* _Problem_
Give back the records below exactly, every one, with no pictures.

* _Exercise data_
#####
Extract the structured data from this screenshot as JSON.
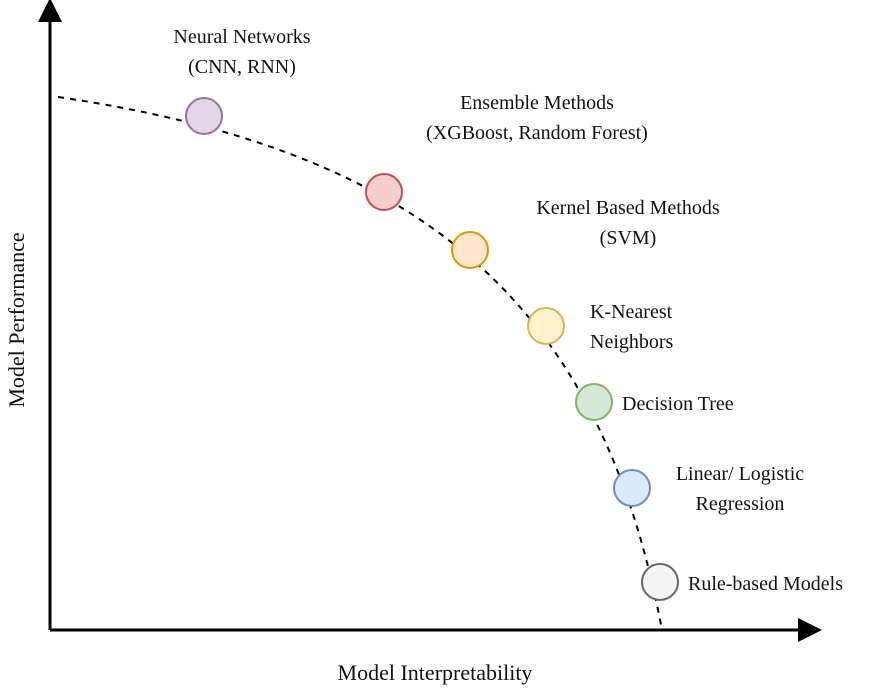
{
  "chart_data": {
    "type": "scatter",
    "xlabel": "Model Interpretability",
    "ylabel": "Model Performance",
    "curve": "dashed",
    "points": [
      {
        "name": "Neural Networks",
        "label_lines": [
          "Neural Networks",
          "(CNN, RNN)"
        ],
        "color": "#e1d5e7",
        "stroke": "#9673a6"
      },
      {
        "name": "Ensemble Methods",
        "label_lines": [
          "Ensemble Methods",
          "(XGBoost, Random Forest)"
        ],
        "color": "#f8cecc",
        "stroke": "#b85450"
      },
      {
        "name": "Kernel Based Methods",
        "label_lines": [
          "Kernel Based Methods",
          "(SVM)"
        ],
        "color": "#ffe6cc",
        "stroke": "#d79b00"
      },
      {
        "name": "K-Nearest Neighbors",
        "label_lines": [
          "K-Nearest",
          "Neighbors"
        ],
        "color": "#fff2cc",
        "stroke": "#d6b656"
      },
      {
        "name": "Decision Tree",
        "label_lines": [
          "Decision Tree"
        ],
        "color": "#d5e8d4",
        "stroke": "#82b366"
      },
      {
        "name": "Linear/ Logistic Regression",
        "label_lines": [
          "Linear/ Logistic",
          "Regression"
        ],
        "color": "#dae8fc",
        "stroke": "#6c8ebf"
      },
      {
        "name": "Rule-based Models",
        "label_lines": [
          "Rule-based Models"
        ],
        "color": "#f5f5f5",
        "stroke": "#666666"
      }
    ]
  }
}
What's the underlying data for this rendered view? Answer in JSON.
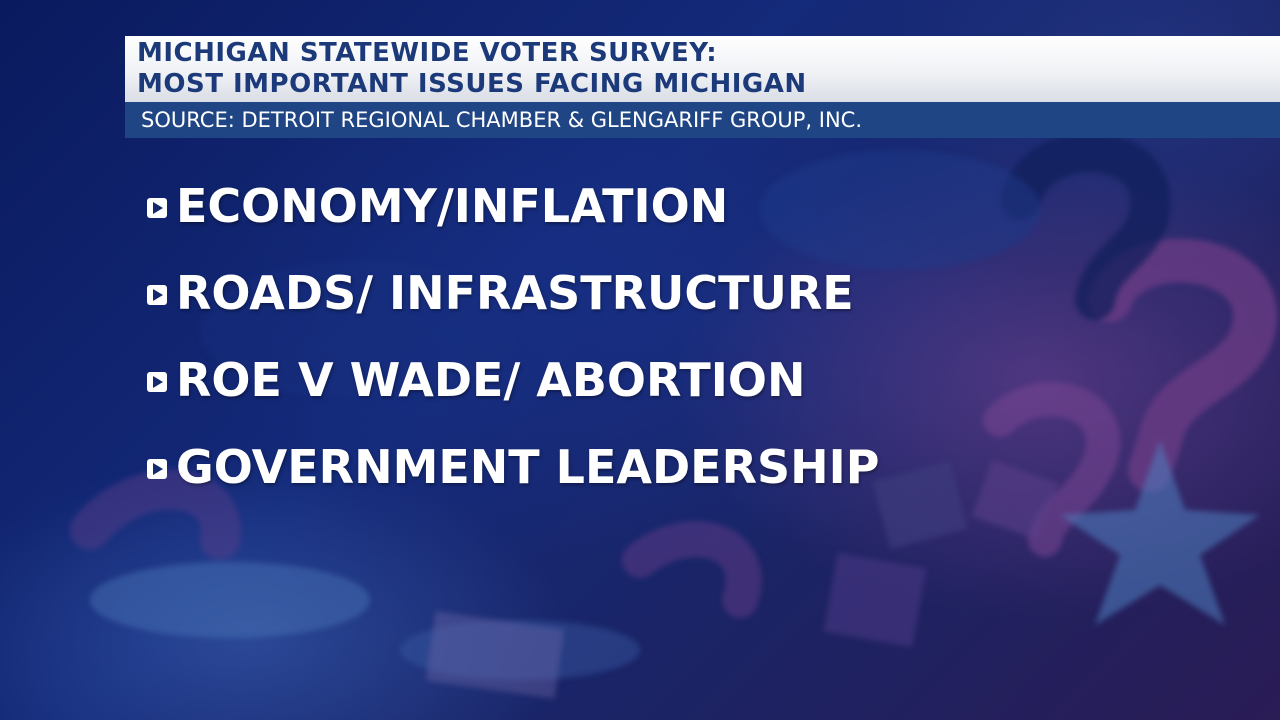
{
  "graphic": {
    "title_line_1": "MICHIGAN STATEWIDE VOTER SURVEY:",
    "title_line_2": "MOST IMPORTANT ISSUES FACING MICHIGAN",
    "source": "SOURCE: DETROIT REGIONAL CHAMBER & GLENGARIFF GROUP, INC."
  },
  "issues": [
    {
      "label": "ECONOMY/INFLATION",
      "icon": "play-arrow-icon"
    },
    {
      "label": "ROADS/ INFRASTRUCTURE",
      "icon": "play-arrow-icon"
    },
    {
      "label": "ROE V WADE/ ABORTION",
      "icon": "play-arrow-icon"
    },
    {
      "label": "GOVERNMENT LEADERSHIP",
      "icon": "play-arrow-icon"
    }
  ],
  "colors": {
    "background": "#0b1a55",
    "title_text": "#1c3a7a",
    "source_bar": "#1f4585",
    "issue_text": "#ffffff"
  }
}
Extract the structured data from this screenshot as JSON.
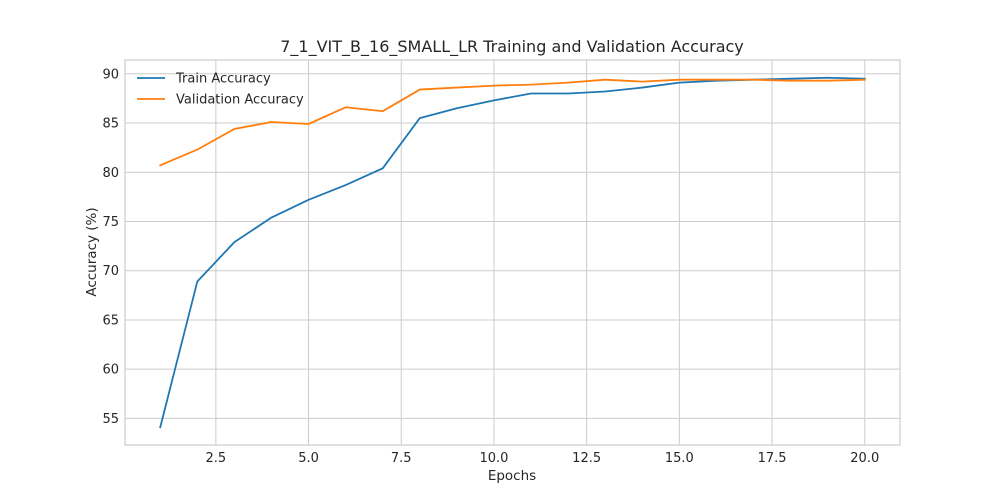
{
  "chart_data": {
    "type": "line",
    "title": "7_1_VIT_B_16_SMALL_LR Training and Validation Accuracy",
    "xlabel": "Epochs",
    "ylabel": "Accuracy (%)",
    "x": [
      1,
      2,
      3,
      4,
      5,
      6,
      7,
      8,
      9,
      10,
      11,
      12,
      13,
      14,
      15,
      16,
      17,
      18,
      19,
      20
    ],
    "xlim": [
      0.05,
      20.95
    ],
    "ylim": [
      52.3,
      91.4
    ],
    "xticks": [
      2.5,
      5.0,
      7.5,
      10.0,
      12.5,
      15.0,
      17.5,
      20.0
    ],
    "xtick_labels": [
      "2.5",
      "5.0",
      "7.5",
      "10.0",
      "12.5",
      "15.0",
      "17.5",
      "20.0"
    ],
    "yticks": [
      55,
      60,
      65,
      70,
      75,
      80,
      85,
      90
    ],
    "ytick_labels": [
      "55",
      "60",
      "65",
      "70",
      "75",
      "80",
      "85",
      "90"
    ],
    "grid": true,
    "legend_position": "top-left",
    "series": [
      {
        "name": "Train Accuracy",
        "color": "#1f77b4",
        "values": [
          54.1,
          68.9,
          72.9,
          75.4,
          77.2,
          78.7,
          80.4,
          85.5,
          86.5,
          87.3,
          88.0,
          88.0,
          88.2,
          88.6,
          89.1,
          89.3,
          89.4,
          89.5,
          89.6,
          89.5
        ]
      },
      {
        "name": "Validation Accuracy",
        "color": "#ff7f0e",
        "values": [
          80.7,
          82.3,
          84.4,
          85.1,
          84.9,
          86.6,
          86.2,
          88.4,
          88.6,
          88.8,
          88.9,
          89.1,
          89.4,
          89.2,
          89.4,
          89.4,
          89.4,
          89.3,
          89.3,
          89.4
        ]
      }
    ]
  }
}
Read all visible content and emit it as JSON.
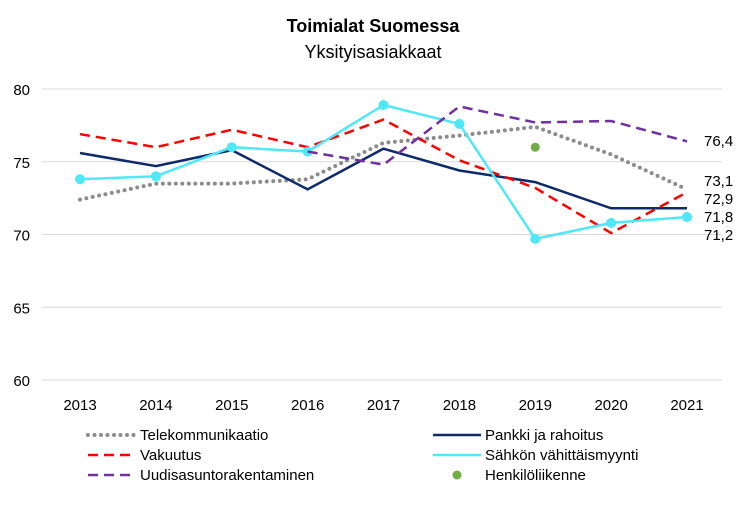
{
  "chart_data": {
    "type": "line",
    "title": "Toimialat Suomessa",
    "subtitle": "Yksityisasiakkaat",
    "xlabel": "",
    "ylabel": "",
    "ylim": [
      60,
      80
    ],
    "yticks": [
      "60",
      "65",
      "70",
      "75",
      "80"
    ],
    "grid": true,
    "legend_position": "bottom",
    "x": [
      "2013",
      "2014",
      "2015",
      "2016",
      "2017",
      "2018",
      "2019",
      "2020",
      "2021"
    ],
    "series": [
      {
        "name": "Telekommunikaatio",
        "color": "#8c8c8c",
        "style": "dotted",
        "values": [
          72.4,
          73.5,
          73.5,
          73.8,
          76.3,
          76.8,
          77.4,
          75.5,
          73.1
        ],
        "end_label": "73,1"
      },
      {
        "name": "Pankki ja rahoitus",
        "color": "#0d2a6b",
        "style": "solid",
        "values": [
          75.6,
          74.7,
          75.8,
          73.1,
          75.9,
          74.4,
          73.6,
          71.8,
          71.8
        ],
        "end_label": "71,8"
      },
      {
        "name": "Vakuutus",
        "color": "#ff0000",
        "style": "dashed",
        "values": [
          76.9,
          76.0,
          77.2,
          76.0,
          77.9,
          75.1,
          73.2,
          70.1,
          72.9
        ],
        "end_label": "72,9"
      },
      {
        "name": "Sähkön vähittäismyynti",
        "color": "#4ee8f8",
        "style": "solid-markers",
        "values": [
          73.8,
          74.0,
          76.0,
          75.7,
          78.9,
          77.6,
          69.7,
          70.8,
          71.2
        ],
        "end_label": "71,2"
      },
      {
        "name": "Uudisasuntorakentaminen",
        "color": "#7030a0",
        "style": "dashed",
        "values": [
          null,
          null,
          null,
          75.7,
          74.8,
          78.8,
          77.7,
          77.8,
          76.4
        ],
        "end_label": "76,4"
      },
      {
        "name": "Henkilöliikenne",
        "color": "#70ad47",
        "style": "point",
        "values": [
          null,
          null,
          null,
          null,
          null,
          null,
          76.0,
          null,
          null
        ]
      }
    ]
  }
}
#####
* _Right answer_
Extract the structured data from this screenshot as JSON.
{
  "chart_data": {
    "type": "scatter",
    "xlabel": "Model Interpretability",
    "ylabel": "Model Performance",
    "curve": "dashed",
    "points": [
      {
        "name": "Neural Networks",
        "label_lines": [
          "Neural Networks",
          "(CNN, RNN)"
        ],
        "color": "#e1d5e7",
        "stroke": "#9673a6"
      },
      {
        "name": "Ensemble Methods",
        "label_lines": [
          "Ensemble Methods",
          "(XGBoost, Random Forest)"
        ],
        "color": "#f8cecc",
        "stroke": "#b85450"
      },
      {
        "name": "Kernel Based Methods",
        "label_lines": [
          "Kernel Based Methods",
          "(SVM)"
        ],
        "color": "#ffe6cc",
        "stroke": "#d79b00"
      },
      {
        "name": "K-Nearest Neighbors",
        "label_lines": [
          "K-Nearest",
          "Neighbors"
        ],
        "color": "#fff2cc",
        "stroke": "#d6b656"
      },
      {
        "name": "Decision Tree",
        "label_lines": [
          "Decision Tree"
        ],
        "color": "#d5e8d4",
        "stroke": "#82b366"
      },
      {
        "name": "Linear/ Logistic Regression",
        "label_lines": [
          "Linear/ Logistic",
          "Regression"
        ],
        "color": "#dae8fc",
        "stroke": "#6c8ebf"
      },
      {
        "name": "Rule-based Models",
        "label_lines": [
          "Rule-based Models"
        ],
        "color": "#f5f5f5",
        "stroke": "#666666"
      }
    ]
  }
}
What's the underlying data for this rendered view? Answer in JSON.
{
  "graphic": {
    "title_line_1": "MICHIGAN STATEWIDE VOTER SURVEY:",
    "title_line_2": "MOST IMPORTANT ISSUES FACING MICHIGAN",
    "source": "SOURCE: DETROIT REGIONAL CHAMBER & GLENGARIFF GROUP, INC."
  },
  "issues": [
    {
      "label": "ECONOMY/INFLATION",
      "icon": "play-arrow-icon"
    },
    {
      "label": "ROADS/ INFRASTRUCTURE",
      "icon": "play-arrow-icon"
    },
    {
      "label": "ROE V WADE/ ABORTION",
      "icon": "play-arrow-icon"
    },
    {
      "label": "GOVERNMENT LEADERSHIP",
      "icon": "play-arrow-icon"
    }
  ],
  "colors": {
    "background": "#0b1a55",
    "title_text": "#1c3a7a",
    "source_bar": "#1f4585",
    "issue_text": "#ffffff"
  }
}
Extract the structured data from this screenshot as JSON.
{
  "chart_data": {
    "type": "line",
    "title": "7_1_VIT_B_16_SMALL_LR Training and Validation Accuracy",
    "xlabel": "Epochs",
    "ylabel": "Accuracy (%)",
    "x": [
      1,
      2,
      3,
      4,
      5,
      6,
      7,
      8,
      9,
      10,
      11,
      12,
      13,
      14,
      15,
      16,
      17,
      18,
      19,
      20
    ],
    "xlim": [
      0.05,
      20.95
    ],
    "ylim": [
      52.3,
      91.4
    ],
    "xticks": [
      2.5,
      5.0,
      7.5,
      10.0,
      12.5,
      15.0,
      17.5,
      20.0
    ],
    "xtick_labels": [
      "2.5",
      "5.0",
      "7.5",
      "10.0",
      "12.5",
      "15.0",
      "17.5",
      "20.0"
    ],
    "yticks": [
      55,
      60,
      65,
      70,
      75,
      80,
      85,
      90
    ],
    "ytick_labels": [
      "55",
      "60",
      "65",
      "70",
      "75",
      "80",
      "85",
      "90"
    ],
    "grid": true,
    "legend_position": "top-left",
    "series": [
      {
        "name": "Train Accuracy",
        "color": "#1f77b4",
        "values": [
          54.1,
          68.9,
          72.9,
          75.4,
          77.2,
          78.7,
          80.4,
          85.5,
          86.5,
          87.3,
          88.0,
          88.0,
          88.2,
          88.6,
          89.1,
          89.3,
          89.4,
          89.5,
          89.6,
          89.5
        ]
      },
      {
        "name": "Validation Accuracy",
        "color": "#ff7f0e",
        "values": [
          80.7,
          82.3,
          84.4,
          85.1,
          84.9,
          86.6,
          86.2,
          88.4,
          88.6,
          88.8,
          88.9,
          89.1,
          89.4,
          89.2,
          89.4,
          89.4,
          89.4,
          89.3,
          89.3,
          89.4
        ]
      }
    ]
  }
}
Read all visible content and emit it as JSON.
{
  "chart_data": {
    "type": "line",
    "title": "Toimialat Suomessa",
    "subtitle": "Yksityisasiakkaat",
    "xlabel": "",
    "ylabel": "",
    "ylim": [
      60,
      80
    ],
    "yticks": [
      "60",
      "65",
      "70",
      "75",
      "80"
    ],
    "grid": true,
    "legend_position": "bottom",
    "x": [
      "2013",
      "2014",
      "2015",
      "2016",
      "2017",
      "2018",
      "2019",
      "2020",
      "2021"
    ],
    "series": [
      {
        "name": "Telekommunikaatio",
        "color": "#8c8c8c",
        "style": "dotted",
        "values": [
          72.4,
          73.5,
          73.5,
          73.8,
          76.3,
          76.8,
          77.4,
          75.5,
          73.1
        ],
        "end_label": "73,1"
      },
      {
        "name": "Pankki ja rahoitus",
        "color": "#0d2a6b",
        "style": "solid",
        "values": [
          75.6,
          74.7,
          75.8,
          73.1,
          75.9,
          74.4,
          73.6,
          71.8,
          71.8
        ],
        "end_label": "71,8"
      },
      {
        "name": "Vakuutus",
        "color": "#ff0000",
        "style": "dashed",
        "values": [
          76.9,
          76.0,
          77.2,
          76.0,
          77.9,
          75.1,
          73.2,
          70.1,
          72.9
        ],
        "end_label": "72,9"
      },
      {
        "name": "Sähkön vähittäismyynti",
        "color": "#4ee8f8",
        "style": "solid-markers",
        "values": [
          73.8,
          74.0,
          76.0,
          75.7,
          78.9,
          77.6,
          69.7,
          70.8,
          71.2
        ],
        "end_label": "71,2"
      },
      {
        "name": "Uudisasuntorakentaminen",
        "color": "#7030a0",
        "style": "dashed",
        "values": [
          null,
          null,
          null,
          75.7,
          74.8,
          78.8,
          77.7,
          77.8,
          76.4
        ],
        "end_label": "76,4"
      },
      {
        "name": "Henkilöliikenne",
        "color": "#70ad47",
        "style": "point",
        "values": [
          null,
          null,
          null,
          null,
          null,
          null,
          76.0,
          null,
          null
        ]
      }
    ]
  }
}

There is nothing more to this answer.